### [DATA ROWS]
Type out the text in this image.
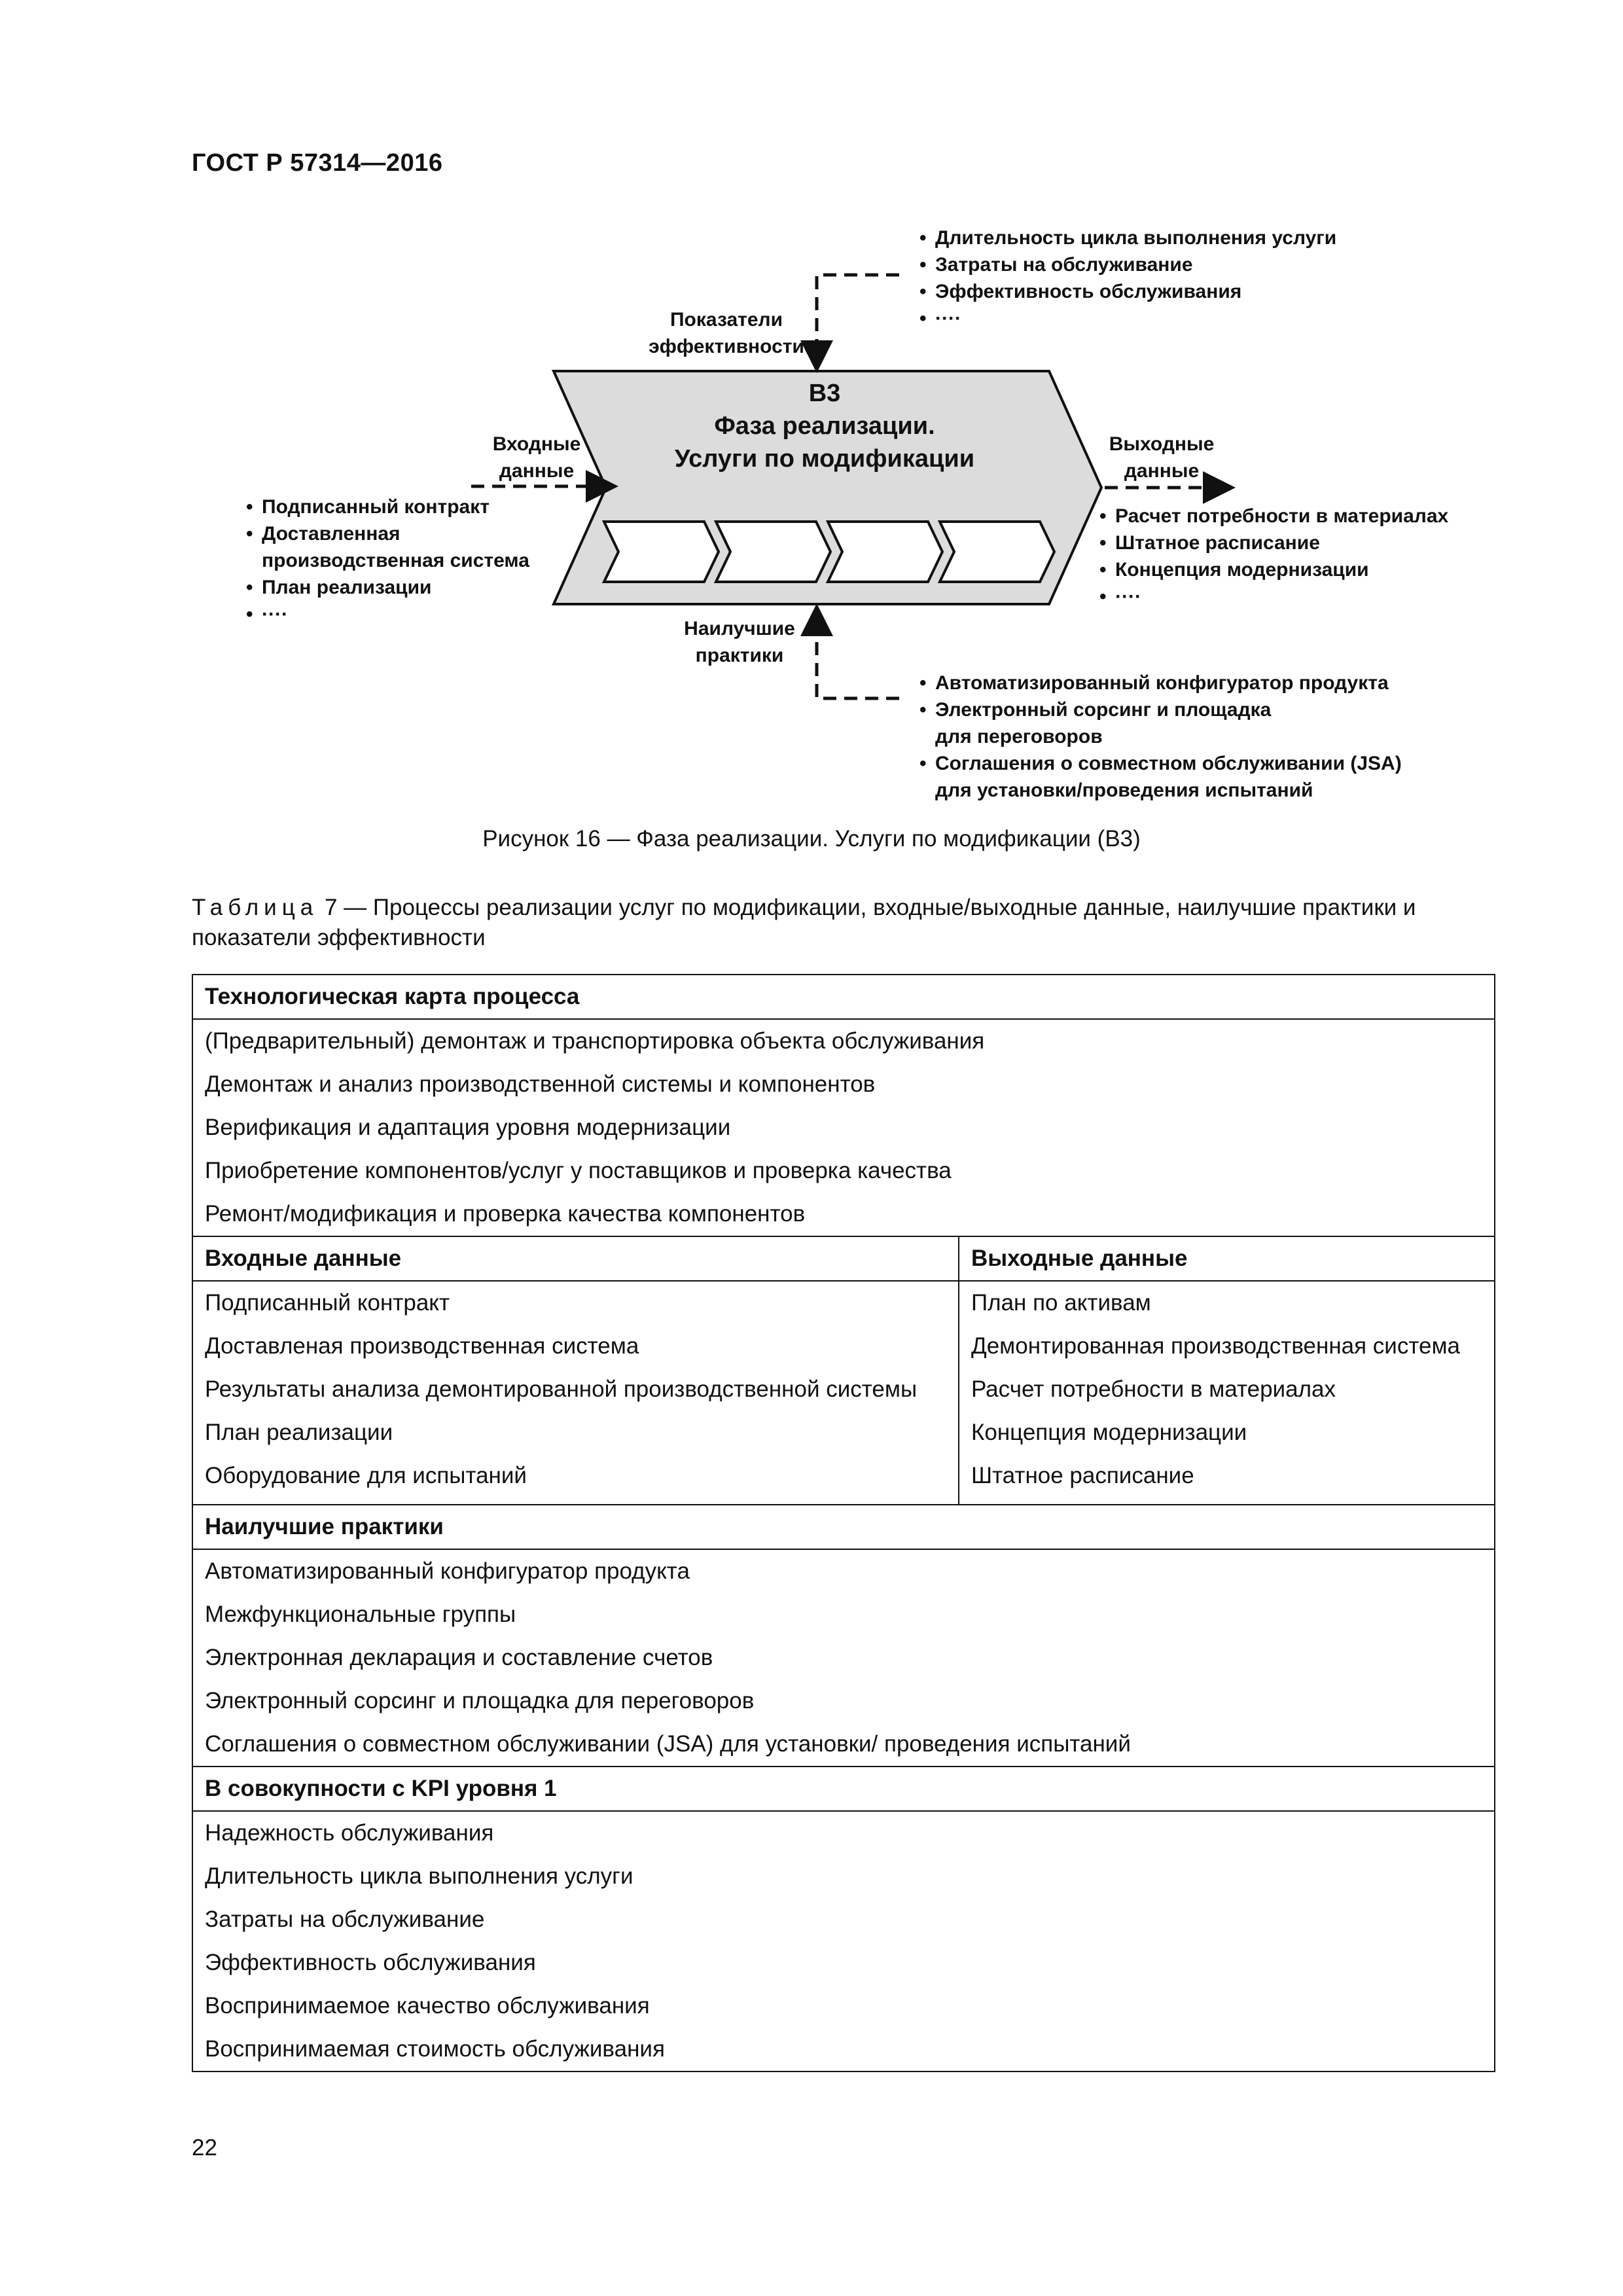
ГОСТ Р 57314—2016
Показатели
эффективности
• Длительность цикла выполнения услуги
• Затраты на обслуживание
• Эффективность обслуживания
• ····
В3
Фаза реализации.
Услуги по модификации
Входные
данные
• Подписанный контракт
• Доставленная
производственная система
• План реализации
• ····
Выходные
данные
• Расчет потребности в материалах
• Штатное расписание
• Концепция модернизации
• ····
Наилучшие
практики
• Автоматизированный конфигуратор продукта
• Электронный сорсинг и площадка
для переговоров
• Соглашения о совместном обслуживании (JSA)
для установки/проведения испытаний
Рисунок 16 — Фаза реализации. Услуги по модификации (В3)
Таблица 7 — Процессы реализации услуг по модификации, входные/выходные данные, наилучшие практики и показатели эффективности
Технологическая карта процесса
(Предварительный) демонтаж и транспортировка объекта обслуживания
Демонтаж и анализ производственной системы и компонентов
Верификация и адаптация уровня модернизации
Приобретение компонентов/услуг у поставщиков и проверка качества
Ремонт/модификация и проверка качества компонентов
Входные данные	Выходные данные
Подписанный контракт
Доставленая производственная система
Результаты анализа демонтированной производственной системы
План реализации
Оборудование для испытаний
План по активам
Демонтированная производственная система
Расчет потребности в материалах
Концепция модернизации
Штатное расписание
Наилучшие практики
Автоматизированный конфигуратор продукта
Межфункциональные группы
Электронная декларация и составление счетов
Электронный сорсинг и площадка для переговоров
Соглашения о совместном обслуживании (JSA) для установки/ проведения испытаний
В совокупности с KPI уровня 1
Надежность обслуживания
Длительность цикла выполнения услуги
Затраты на обслуживание
Эффективность обслуживания
Воспринимаемое качество обслуживания
Воспринимаемая стоимость обслуживания
22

### [REQUIREMENTS]
Keep every word of the data as it is when you write it out, but drop the pictures.

### [FINAL RESULT]
Type out the text in this image.
ГОСТ Р 57314—2016
Показатели
эффективности
• Длительность цикла выполнения услуги
• Затраты на обслуживание
• Эффективность обслуживания
• ····
В3
Фаза реализации.
Услуги по модификации
Входные
данные
• Подписанный контракт
• Доставленная
производственная система
• План реализации
• ····
Выходные
данные
• Расчет потребности в материалах
• Штатное расписание
• Концепция модернизации
• ····
Наилучшие
практики
• Автоматизированный конфигуратор продукта
• Электронный сорсинг и площадка
для переговоров
• Соглашения о совместном обслуживании (JSA)
для установки/проведения испытаний
Рисунок 16 — Фаза реализации. Услуги по модификации (В3)
Таблица 7 — Процессы реализации услуг по модификации, входные/выходные данные, наилучшие практики и показатели эффективности
Технологическая карта процесса
(Предварительный) демонтаж и транспортировка объекта обслуживания
Демонтаж и анализ производственной системы и компонентов
Верификация и адаптация уровня модернизации
Приобретение компонентов/услуг у поставщиков и проверка качества
Ремонт/модификация и проверка качества компонентов
Входные данные	Выходные данные
Подписанный контракт
Доставленая производственная система
Результаты анализа демонтированной производственной системы
План реализации
Оборудование для испытаний
План по активам
Демонтированная производственная система
Расчет потребности в материалах
Концепция модернизации
Штатное расписание
Наилучшие практики
Автоматизированный конфигуратор продукта
Межфункциональные группы
Электронная декларация и составление счетов
Электронный сорсинг и площадка для переговоров
Соглашения о совместном обслуживании (JSA) для установки/ проведения испытаний
В совокупности с KPI уровня 1
Надежность обслуживания
Длительность цикла выполнения услуги
Затраты на обслуживание
Эффективность обслуживания
Воспринимаемое качество обслуживания
Воспринимаемая стоимость обслуживания
22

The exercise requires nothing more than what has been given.